Stored data:

%%

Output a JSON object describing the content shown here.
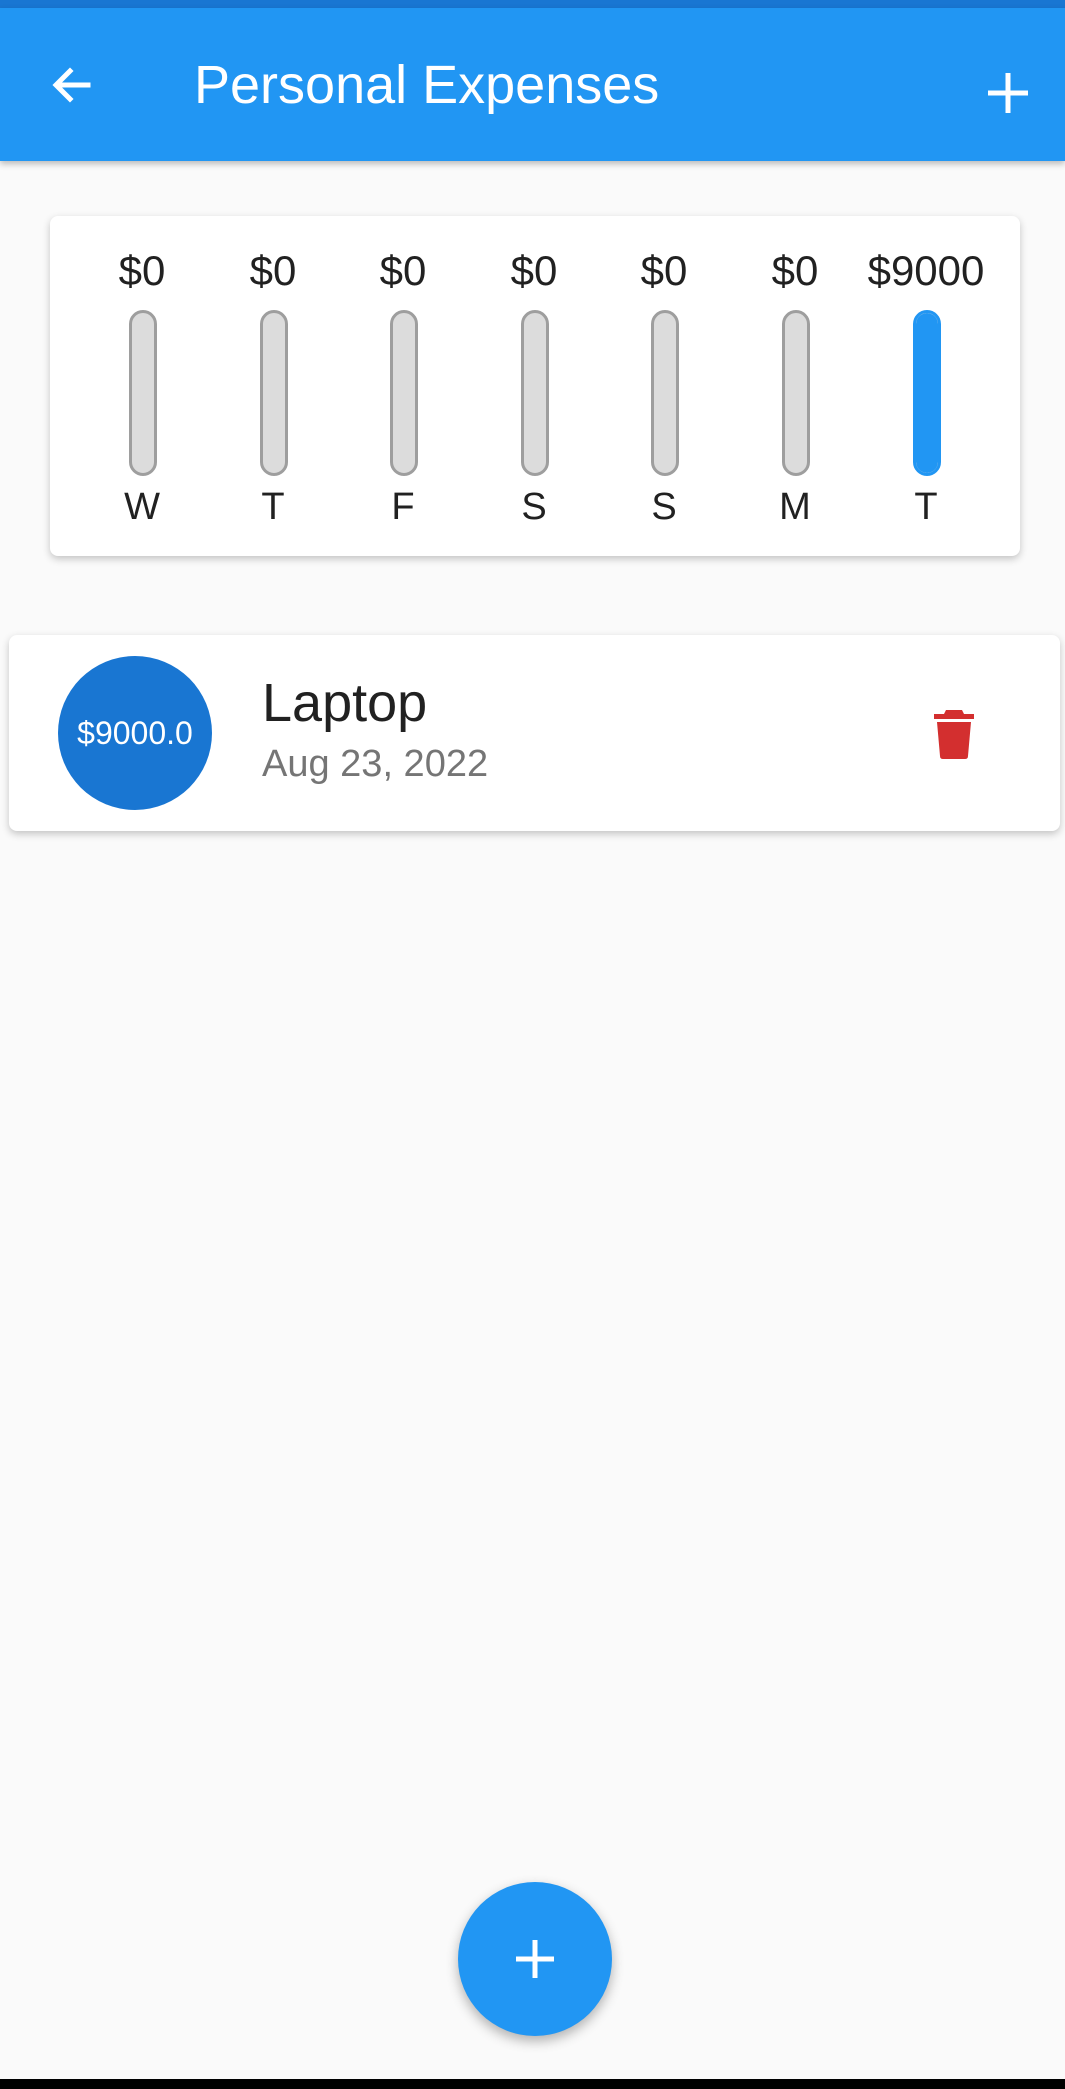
{
  "app_bar": {
    "title": "Personal Expenses",
    "back_icon": "arrow-left-icon",
    "add_icon": "plus-icon",
    "color": "#2196f3"
  },
  "chart": {
    "bars": [
      {
        "day": "W",
        "amount": "$0",
        "fraction": 0
      },
      {
        "day": "T",
        "amount": "$0",
        "fraction": 0
      },
      {
        "day": "F",
        "amount": "$0",
        "fraction": 0
      },
      {
        "day": "S",
        "amount": "$0",
        "fraction": 0
      },
      {
        "day": "S",
        "amount": "$0",
        "fraction": 0
      },
      {
        "day": "M",
        "amount": "$0",
        "fraction": 0
      },
      {
        "day": "T",
        "amount": "$9000",
        "fraction": 1
      }
    ],
    "fill_color": "#2196f3",
    "empty_color": "#dcdcdc"
  },
  "transactions": [
    {
      "amount": "$9000.0",
      "title": "Laptop",
      "date": "Aug 23, 2022",
      "delete_icon": "trash-icon",
      "delete_color": "#d32f2f"
    }
  ],
  "fab": {
    "icon": "plus-icon",
    "color": "#2196f3"
  }
}
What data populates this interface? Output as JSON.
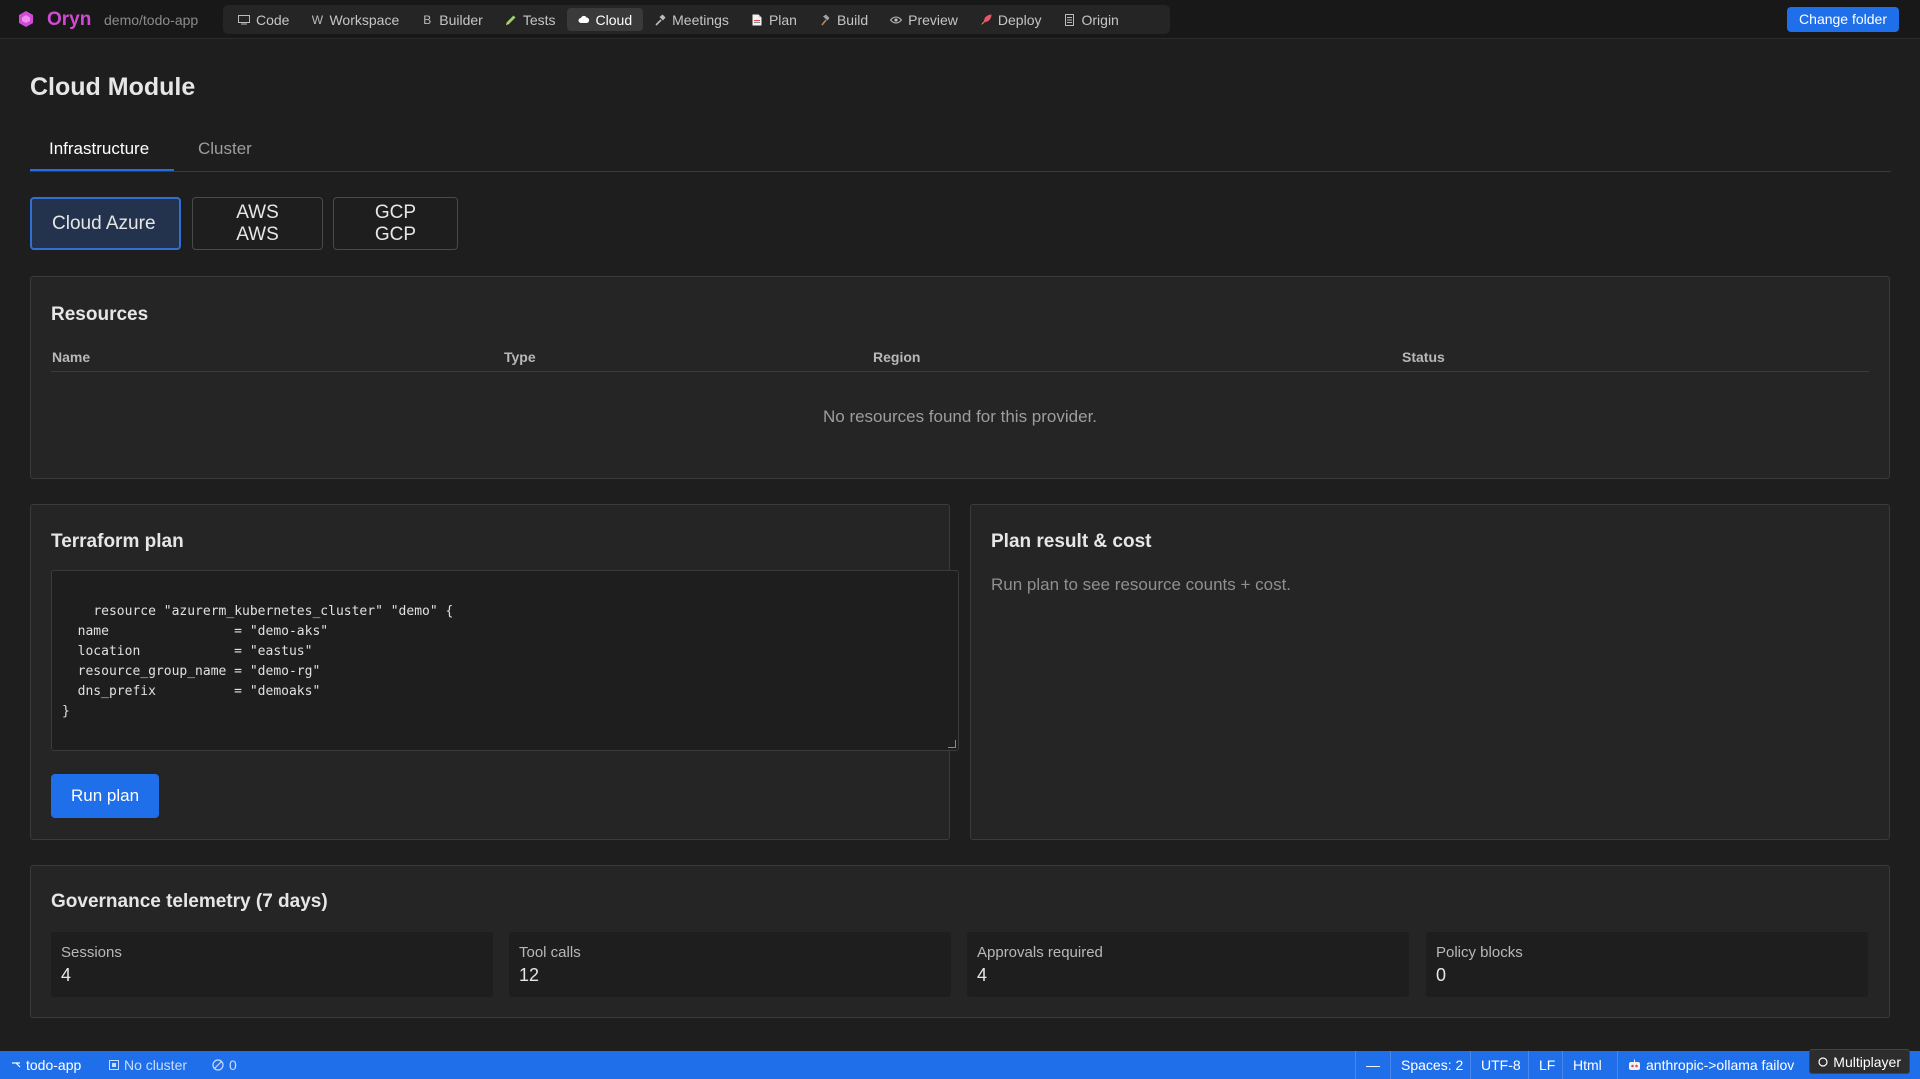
{
  "app": {
    "brand": "Oryn",
    "repo": "demo/todo-app",
    "change_folder": "Change folder"
  },
  "nav": {
    "tabs": [
      {
        "label": "Code",
        "icon": "monitor-icon"
      },
      {
        "label": "Workspace",
        "icon": "w-letter-icon",
        "glyph": "W"
      },
      {
        "label": "Builder",
        "icon": "b-letter-icon",
        "glyph": "B"
      },
      {
        "label": "Tests",
        "icon": "pencil-icon"
      },
      {
        "label": "Cloud",
        "icon": "cloud-icon",
        "active": true
      },
      {
        "label": "Meetings",
        "icon": "hammer-icon"
      },
      {
        "label": "Plan",
        "icon": "document-icon"
      },
      {
        "label": "Build",
        "icon": "hammer-icon"
      },
      {
        "label": "Preview",
        "icon": "eye-icon"
      },
      {
        "label": "Deploy",
        "icon": "rocket-icon"
      },
      {
        "label": "Origin",
        "icon": "file-icon"
      }
    ]
  },
  "page": {
    "title": "Cloud Module",
    "tabs": [
      {
        "label": "Infrastructure",
        "active": true
      },
      {
        "label": "Cluster"
      }
    ],
    "providers": [
      {
        "label": "Cloud Azure",
        "active": true
      },
      {
        "label": "AWS AWS"
      },
      {
        "label": "GCP GCP"
      }
    ]
  },
  "resources": {
    "title": "Resources",
    "columns": [
      "Name",
      "Type",
      "Region",
      "Status"
    ],
    "empty": "No resources found for this provider."
  },
  "terraform": {
    "title": "Terraform plan",
    "code": "resource \"azurerm_kubernetes_cluster\" \"demo\" {\n  name                = \"demo-aks\"\n  location            = \"eastus\"\n  resource_group_name = \"demo-rg\"\n  dns_prefix          = \"demoaks\"\n}",
    "run_label": "Run plan"
  },
  "plan_result": {
    "title": "Plan result & cost",
    "hint": "Run plan to see resource counts + cost."
  },
  "governance": {
    "title": "Governance telemetry (7 days)",
    "stats": [
      {
        "label": "Sessions",
        "value": "4"
      },
      {
        "label": "Tool calls",
        "value": "12"
      },
      {
        "label": "Approvals required",
        "value": "4"
      },
      {
        "label": "Policy blocks",
        "value": "0"
      }
    ]
  },
  "statusbar": {
    "branch": "todo-app",
    "cluster": "No cluster",
    "problems": "0",
    "dash": "—",
    "spaces": "Spaces: 2",
    "encoding": "UTF-8",
    "eol": "LF",
    "language": "Html",
    "model": "anthropic->ollama failov",
    "multiplayer": "Multiplayer"
  },
  "colors": {
    "accent": "#1f6feb",
    "brand": "#d14ad4",
    "background": "#1e1e1e",
    "card": "#252526"
  }
}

%%

WRITTEN PROBLEM
Give back every line exactly as it stands, pictures excluded.

RESPONSE
Output a JSON object describing the content shown here.
{
  "app_bar": {
    "title": "Personal Expenses",
    "back_icon": "arrow-left-icon",
    "add_icon": "plus-icon",
    "color": "#2196f3"
  },
  "chart": {
    "bars": [
      {
        "day": "W",
        "amount": "$0",
        "fraction": 0
      },
      {
        "day": "T",
        "amount": "$0",
        "fraction": 0
      },
      {
        "day": "F",
        "amount": "$0",
        "fraction": 0
      },
      {
        "day": "S",
        "amount": "$0",
        "fraction": 0
      },
      {
        "day": "S",
        "amount": "$0",
        "fraction": 0
      },
      {
        "day": "M",
        "amount": "$0",
        "fraction": 0
      },
      {
        "day": "T",
        "amount": "$9000",
        "fraction": 1
      }
    ],
    "fill_color": "#2196f3",
    "empty_color": "#dcdcdc"
  },
  "transactions": [
    {
      "amount": "$9000.0",
      "title": "Laptop",
      "date": "Aug 23, 2022",
      "delete_icon": "trash-icon",
      "delete_color": "#d32f2f"
    }
  ],
  "fab": {
    "icon": "plus-icon",
    "color": "#2196f3"
  }
}
What data populates this interface? Output as JSON.
{
  "app": {
    "brand": "Oryn",
    "repo": "demo/todo-app",
    "change_folder": "Change folder"
  },
  "nav": {
    "tabs": [
      {
        "label": "Code",
        "icon": "monitor-icon"
      },
      {
        "label": "Workspace",
        "icon": "w-letter-icon",
        "glyph": "W"
      },
      {
        "label": "Builder",
        "icon": "b-letter-icon",
        "glyph": "B"
      },
      {
        "label": "Tests",
        "icon": "pencil-icon"
      },
      {
        "label": "Cloud",
        "icon": "cloud-icon",
        "active": true
      },
      {
        "label": "Meetings",
        "icon": "hammer-icon"
      },
      {
        "label": "Plan",
        "icon": "document-icon"
      },
      {
        "label": "Build",
        "icon": "hammer-icon"
      },
      {
        "label": "Preview",
        "icon": "eye-icon"
      },
      {
        "label": "Deploy",
        "icon": "rocket-icon"
      },
      {
        "label": "Origin",
        "icon": "file-icon"
      }
    ]
  },
  "page": {
    "title": "Cloud Module",
    "tabs": [
      {
        "label": "Infrastructure",
        "active": true
      },
      {
        "label": "Cluster"
      }
    ],
    "providers": [
      {
        "label": "Cloud Azure",
        "active": true
      },
      {
        "label": "AWS AWS"
      },
      {
        "label": "GCP GCP"
      }
    ]
  },
  "resources": {
    "title": "Resources",
    "columns": [
      "Name",
      "Type",
      "Region",
      "Status"
    ],
    "empty": "No resources found for this provider."
  },
  "terraform": {
    "title": "Terraform plan",
    "code": "resource \"azurerm_kubernetes_cluster\" \"demo\" {\n  name                = \"demo-aks\"\n  location            = \"eastus\"\n  resource_group_name = \"demo-rg\"\n  dns_prefix          = \"demoaks\"\n}",
    "run_label": "Run plan"
  },
  "plan_result": {
    "title": "Plan result & cost",
    "hint": "Run plan to see resource counts + cost."
  },
  "governance": {
    "title": "Governance telemetry (7 days)",
    "stats": [
      {
        "label": "Sessions",
        "value": "4"
      },
      {
        "label": "Tool calls",
        "value": "12"
      },
      {
        "label": "Approvals required",
        "value": "4"
      },
      {
        "label": "Policy blocks",
        "value": "0"
      }
    ]
  },
  "statusbar": {
    "branch": "todo-app",
    "cluster": "No cluster",
    "problems": "0",
    "dash": "—",
    "spaces": "Spaces: 2",
    "encoding": "UTF-8",
    "eol": "LF",
    "language": "Html",
    "model": "anthropic->ollama failov",
    "multiplayer": "Multiplayer"
  },
  "colors": {
    "accent": "#1f6feb",
    "brand": "#d14ad4",
    "background": "#1e1e1e",
    "card": "#252526"
  }
}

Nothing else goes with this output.